#### Problem description
Rewrite the data with every instance of "legend-entry" replaced by "legend-item", keeping everything else as it is.

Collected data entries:
## Start

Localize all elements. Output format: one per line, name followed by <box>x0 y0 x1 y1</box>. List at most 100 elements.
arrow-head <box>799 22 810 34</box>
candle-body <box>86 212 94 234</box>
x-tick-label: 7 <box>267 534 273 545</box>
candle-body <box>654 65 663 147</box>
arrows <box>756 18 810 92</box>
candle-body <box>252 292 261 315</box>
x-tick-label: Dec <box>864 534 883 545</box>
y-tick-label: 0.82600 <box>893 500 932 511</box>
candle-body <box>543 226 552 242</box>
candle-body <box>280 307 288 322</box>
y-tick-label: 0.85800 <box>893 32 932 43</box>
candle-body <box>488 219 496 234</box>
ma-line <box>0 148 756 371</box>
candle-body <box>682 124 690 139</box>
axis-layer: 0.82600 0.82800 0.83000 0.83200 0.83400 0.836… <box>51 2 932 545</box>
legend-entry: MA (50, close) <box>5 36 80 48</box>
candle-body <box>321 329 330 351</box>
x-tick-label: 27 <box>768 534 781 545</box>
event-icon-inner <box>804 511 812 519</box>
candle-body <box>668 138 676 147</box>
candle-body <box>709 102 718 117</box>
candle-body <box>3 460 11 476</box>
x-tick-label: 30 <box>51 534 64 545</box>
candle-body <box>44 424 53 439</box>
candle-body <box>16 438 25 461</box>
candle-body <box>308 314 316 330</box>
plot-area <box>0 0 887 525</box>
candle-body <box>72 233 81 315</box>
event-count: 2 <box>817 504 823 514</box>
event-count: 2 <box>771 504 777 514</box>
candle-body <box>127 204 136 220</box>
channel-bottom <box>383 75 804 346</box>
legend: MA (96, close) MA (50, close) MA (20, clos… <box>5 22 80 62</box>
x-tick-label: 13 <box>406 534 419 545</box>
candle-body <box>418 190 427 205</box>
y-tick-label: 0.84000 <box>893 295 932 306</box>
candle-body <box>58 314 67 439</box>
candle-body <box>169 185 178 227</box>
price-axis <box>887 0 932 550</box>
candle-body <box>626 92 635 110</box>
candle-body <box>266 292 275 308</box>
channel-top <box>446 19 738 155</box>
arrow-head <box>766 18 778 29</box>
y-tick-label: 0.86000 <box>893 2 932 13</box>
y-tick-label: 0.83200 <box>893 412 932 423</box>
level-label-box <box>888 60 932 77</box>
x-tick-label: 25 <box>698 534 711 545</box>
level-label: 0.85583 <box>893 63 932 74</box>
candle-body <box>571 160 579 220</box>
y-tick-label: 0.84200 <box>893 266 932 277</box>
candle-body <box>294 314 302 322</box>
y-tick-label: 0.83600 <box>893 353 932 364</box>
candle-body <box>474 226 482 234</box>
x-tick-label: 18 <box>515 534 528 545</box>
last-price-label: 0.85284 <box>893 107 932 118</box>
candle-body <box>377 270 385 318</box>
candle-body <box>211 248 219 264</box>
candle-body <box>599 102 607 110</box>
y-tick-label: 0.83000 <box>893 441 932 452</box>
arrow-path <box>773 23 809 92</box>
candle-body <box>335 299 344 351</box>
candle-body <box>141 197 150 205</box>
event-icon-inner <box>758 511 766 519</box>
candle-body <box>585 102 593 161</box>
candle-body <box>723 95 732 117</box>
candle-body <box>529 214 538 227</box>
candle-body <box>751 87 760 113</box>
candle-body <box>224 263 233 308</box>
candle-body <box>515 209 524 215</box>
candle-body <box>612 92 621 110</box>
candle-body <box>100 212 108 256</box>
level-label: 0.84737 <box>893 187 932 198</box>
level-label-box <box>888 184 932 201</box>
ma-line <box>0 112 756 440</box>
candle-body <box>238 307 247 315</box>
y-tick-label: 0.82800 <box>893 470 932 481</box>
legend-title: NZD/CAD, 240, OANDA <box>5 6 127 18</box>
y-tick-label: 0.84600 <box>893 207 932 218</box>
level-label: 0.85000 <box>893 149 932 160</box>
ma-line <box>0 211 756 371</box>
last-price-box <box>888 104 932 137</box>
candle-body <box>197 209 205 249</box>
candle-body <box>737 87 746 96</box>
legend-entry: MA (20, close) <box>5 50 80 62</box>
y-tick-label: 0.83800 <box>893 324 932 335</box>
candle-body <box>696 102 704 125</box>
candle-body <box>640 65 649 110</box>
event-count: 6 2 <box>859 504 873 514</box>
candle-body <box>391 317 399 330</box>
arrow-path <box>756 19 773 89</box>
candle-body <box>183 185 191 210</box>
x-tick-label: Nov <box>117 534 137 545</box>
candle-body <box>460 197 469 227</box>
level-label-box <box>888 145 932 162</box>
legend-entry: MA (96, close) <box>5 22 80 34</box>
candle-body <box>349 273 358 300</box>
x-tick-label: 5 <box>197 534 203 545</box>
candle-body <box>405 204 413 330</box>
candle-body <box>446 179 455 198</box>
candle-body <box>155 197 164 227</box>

## End

#### Result of the task
Localize all elements. Output format: one per line, name followed by <box>x0 y0 x1 y1</box>. List at most 100 elements.
arrow-head <box>799 22 810 34</box>
candle-body <box>86 212 94 234</box>
x-tick-label: 7 <box>267 534 273 545</box>
candle-body <box>654 65 663 147</box>
arrows <box>756 18 810 92</box>
candle-body <box>252 292 261 315</box>
x-tick-label: Dec <box>864 534 883 545</box>
y-tick-label: 0.82600 <box>893 500 932 511</box>
candle-body <box>543 226 552 242</box>
candle-body <box>280 307 288 322</box>
y-tick-label: 0.85800 <box>893 32 932 43</box>
candle-body <box>488 219 496 234</box>
ma-line <box>0 148 756 371</box>
candle-body <box>682 124 690 139</box>
axis-layer: 0.82600 0.82800 0.83000 0.83200 0.83400 0.836… <box>51 2 932 545</box>
legend-item: MA (50, close) <box>5 36 80 48</box>
candle-body <box>321 329 330 351</box>
x-tick-label: 27 <box>768 534 781 545</box>
event-icon-inner <box>804 511 812 519</box>
candle-body <box>668 138 676 147</box>
candle-body <box>709 102 718 117</box>
candle-body <box>3 460 11 476</box>
x-tick-label: 30 <box>51 534 64 545</box>
candle-body <box>44 424 53 439</box>
candle-body <box>16 438 25 461</box>
candle-body <box>308 314 316 330</box>
plot-area <box>0 0 887 525</box>
candle-body <box>72 233 81 315</box>
event-count: 2 <box>817 504 823 514</box>
event-count: 2 <box>771 504 777 514</box>
candle-body <box>127 204 136 220</box>
channel-bottom <box>383 75 804 346</box>
legend: MA (96, close) MA (50, close) MA (20, clos… <box>5 22 80 62</box>
x-tick-label: 13 <box>406 534 419 545</box>
candle-body <box>418 190 427 205</box>
y-tick-label: 0.84000 <box>893 295 932 306</box>
candle-body <box>58 314 67 439</box>
candle-body <box>169 185 178 227</box>
price-axis <box>887 0 932 550</box>
candle-body <box>626 92 635 110</box>
candle-body <box>266 292 275 308</box>
channel-top <box>446 19 738 155</box>
arrow-head <box>766 18 778 29</box>
y-tick-label: 0.86000 <box>893 2 932 13</box>
y-tick-label: 0.83200 <box>893 412 932 423</box>
level-label-box <box>888 60 932 77</box>
x-tick-label: 25 <box>698 534 711 545</box>
level-label: 0.85583 <box>893 63 932 74</box>
candle-body <box>571 160 579 220</box>
y-tick-label: 0.84200 <box>893 266 932 277</box>
candle-body <box>294 314 302 322</box>
y-tick-label: 0.83600 <box>893 353 932 364</box>
candle-body <box>474 226 482 234</box>
x-tick-label: 18 <box>515 534 528 545</box>
last-price-label: 0.85284 <box>893 107 932 118</box>
candle-body <box>377 270 385 318</box>
candle-body <box>211 248 219 264</box>
candle-body <box>599 102 607 110</box>
y-tick-label: 0.83000 <box>893 441 932 452</box>
arrow-path <box>773 23 809 92</box>
candle-body <box>335 299 344 351</box>
candle-body <box>141 197 150 205</box>
event-icon-inner <box>758 511 766 519</box>
candle-body <box>585 102 593 161</box>
candle-body <box>723 95 732 117</box>
candle-body <box>529 214 538 227</box>
candle-body <box>751 87 760 113</box>
candle-body <box>224 263 233 308</box>
candle-body <box>515 209 524 215</box>
candle-body <box>612 92 621 110</box>
candle-body <box>100 212 108 256</box>
level-label: 0.84737 <box>893 187 932 198</box>
level-label-box <box>888 184 932 201</box>
ma-line <box>0 112 756 440</box>
candle-body <box>238 307 247 315</box>
y-tick-label: 0.82800 <box>893 470 932 481</box>
legend-title: NZD/CAD, 240, OANDA <box>5 6 127 18</box>
y-tick-label: 0.84600 <box>893 207 932 218</box>
level-label: 0.85000 <box>893 149 932 160</box>
ma-line <box>0 211 756 371</box>
last-price-box <box>888 104 932 137</box>
candle-body <box>197 209 205 249</box>
candle-body <box>737 87 746 96</box>
legend-item: MA (20, close) <box>5 50 80 62</box>
y-tick-label: 0.83800 <box>893 324 932 335</box>
candle-body <box>696 102 704 125</box>
candle-body <box>640 65 649 110</box>
event-count: 6 2 <box>859 504 873 514</box>
candle-body <box>391 317 399 330</box>
arrow-path <box>756 19 773 89</box>
candle-body <box>183 185 191 210</box>
x-tick-label: Nov <box>117 534 137 545</box>
candle-body <box>460 197 469 227</box>
level-label-box <box>888 145 932 162</box>
legend-item: MA (96, close) <box>5 22 80 34</box>
candle-body <box>349 273 358 300</box>
x-tick-label: 5 <box>197 534 203 545</box>
candle-body <box>405 204 413 330</box>
candle-body <box>446 179 455 198</box>
candle-body <box>155 197 164 227</box>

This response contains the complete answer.